(Stored entries)
--- --- ---
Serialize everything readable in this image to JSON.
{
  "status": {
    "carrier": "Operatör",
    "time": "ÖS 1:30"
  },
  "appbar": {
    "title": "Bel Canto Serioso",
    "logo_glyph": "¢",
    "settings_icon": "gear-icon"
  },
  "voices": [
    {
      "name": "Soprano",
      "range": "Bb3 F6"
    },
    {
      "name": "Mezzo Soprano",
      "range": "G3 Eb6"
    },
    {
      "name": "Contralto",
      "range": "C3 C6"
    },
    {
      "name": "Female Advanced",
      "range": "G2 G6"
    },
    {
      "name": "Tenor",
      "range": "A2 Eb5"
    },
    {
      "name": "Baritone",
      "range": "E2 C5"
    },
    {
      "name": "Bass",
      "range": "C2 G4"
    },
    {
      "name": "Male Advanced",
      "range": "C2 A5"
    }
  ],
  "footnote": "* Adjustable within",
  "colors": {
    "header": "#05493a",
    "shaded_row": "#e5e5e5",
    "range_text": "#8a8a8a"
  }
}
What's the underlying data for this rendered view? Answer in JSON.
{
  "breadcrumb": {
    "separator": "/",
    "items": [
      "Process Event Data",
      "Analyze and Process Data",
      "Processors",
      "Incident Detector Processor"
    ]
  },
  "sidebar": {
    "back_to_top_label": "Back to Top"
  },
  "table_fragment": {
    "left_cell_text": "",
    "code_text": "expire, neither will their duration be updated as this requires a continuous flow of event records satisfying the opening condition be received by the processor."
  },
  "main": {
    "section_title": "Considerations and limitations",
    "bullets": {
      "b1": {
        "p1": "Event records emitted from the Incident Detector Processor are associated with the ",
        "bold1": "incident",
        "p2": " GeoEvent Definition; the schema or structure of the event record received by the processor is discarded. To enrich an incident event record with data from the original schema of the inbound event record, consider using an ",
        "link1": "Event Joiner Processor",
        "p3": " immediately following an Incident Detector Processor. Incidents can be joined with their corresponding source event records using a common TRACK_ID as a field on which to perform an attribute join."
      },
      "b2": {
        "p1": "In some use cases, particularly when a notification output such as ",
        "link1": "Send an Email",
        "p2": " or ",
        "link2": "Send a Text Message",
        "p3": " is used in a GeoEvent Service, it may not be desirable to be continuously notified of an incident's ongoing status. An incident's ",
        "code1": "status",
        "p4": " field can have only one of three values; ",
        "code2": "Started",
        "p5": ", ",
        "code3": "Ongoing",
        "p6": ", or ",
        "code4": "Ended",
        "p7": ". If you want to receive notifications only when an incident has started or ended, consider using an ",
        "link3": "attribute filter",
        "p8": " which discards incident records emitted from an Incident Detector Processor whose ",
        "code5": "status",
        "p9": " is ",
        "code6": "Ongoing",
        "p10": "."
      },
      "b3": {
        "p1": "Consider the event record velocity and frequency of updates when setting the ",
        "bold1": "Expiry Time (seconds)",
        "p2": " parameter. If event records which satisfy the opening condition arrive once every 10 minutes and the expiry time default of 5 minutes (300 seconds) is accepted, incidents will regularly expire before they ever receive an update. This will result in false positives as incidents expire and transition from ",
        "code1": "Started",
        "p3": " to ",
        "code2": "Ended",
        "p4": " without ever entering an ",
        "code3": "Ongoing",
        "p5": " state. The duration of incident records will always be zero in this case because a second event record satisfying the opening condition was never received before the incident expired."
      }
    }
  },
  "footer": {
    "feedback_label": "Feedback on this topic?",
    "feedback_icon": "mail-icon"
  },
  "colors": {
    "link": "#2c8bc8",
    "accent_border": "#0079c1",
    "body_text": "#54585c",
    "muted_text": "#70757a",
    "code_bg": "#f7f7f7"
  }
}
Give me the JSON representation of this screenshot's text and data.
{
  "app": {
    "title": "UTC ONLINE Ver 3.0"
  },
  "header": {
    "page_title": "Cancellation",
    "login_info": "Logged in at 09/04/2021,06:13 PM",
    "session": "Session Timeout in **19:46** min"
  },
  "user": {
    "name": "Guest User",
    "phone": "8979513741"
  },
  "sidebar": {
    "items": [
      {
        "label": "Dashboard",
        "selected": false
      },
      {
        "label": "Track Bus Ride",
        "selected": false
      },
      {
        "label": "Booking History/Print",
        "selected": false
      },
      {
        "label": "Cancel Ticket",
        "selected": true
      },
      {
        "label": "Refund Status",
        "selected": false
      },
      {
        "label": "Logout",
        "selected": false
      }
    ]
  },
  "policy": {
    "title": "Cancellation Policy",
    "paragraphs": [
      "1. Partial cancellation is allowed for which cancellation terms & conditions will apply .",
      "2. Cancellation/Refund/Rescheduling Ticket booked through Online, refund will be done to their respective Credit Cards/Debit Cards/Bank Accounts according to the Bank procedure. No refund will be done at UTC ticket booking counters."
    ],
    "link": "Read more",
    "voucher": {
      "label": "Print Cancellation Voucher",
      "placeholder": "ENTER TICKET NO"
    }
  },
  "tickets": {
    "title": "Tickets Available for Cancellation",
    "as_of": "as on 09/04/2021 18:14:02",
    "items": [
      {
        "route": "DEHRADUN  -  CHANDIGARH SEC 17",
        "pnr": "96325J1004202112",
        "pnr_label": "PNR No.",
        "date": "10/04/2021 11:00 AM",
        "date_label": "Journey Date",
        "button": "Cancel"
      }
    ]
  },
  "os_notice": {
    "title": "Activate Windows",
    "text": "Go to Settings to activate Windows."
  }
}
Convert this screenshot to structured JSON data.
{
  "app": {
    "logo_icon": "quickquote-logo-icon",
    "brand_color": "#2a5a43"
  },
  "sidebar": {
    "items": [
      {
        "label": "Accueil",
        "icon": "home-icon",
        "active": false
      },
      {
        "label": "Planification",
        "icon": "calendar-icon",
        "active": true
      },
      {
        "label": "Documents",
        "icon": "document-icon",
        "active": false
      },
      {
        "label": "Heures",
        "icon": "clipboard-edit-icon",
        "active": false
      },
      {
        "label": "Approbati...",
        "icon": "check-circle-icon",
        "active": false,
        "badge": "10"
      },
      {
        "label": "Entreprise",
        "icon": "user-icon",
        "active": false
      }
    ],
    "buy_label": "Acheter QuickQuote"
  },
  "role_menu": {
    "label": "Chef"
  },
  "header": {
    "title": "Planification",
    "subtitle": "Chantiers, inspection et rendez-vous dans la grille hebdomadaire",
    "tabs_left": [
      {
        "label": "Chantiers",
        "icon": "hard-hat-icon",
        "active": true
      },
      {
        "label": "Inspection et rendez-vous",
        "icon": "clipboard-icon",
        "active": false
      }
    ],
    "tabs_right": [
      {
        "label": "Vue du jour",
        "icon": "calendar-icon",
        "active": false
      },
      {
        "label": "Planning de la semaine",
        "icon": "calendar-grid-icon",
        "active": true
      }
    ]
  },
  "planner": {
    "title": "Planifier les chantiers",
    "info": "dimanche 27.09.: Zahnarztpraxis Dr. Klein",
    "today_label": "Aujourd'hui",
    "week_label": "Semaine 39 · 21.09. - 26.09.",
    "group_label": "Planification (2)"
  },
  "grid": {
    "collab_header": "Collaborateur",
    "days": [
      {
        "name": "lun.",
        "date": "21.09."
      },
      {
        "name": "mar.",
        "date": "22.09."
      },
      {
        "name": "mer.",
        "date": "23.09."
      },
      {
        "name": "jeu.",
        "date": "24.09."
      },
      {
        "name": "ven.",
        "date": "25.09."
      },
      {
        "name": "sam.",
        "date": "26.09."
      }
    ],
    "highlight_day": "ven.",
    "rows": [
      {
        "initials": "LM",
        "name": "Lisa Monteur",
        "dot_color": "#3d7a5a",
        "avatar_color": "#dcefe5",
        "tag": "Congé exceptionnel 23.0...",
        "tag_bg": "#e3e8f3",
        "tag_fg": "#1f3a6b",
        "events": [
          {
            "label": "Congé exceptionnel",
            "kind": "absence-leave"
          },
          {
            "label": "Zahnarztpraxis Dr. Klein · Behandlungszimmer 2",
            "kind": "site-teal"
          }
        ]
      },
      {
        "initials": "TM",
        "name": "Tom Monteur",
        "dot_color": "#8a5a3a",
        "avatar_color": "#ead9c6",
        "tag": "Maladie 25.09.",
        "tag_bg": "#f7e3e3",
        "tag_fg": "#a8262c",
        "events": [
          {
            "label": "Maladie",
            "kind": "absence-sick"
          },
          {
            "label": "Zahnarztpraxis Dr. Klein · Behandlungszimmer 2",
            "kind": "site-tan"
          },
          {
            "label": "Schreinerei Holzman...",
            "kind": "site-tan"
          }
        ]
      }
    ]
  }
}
--- --- ---
_What is required_
Filter the entries above down to the lines containing the word "vous".

_Output of the exercise_
    "subtitle": "Chantiers, inspection et rendez-vous dans la grille hebdomadaire",
        "label": "Inspection et rendez-vous",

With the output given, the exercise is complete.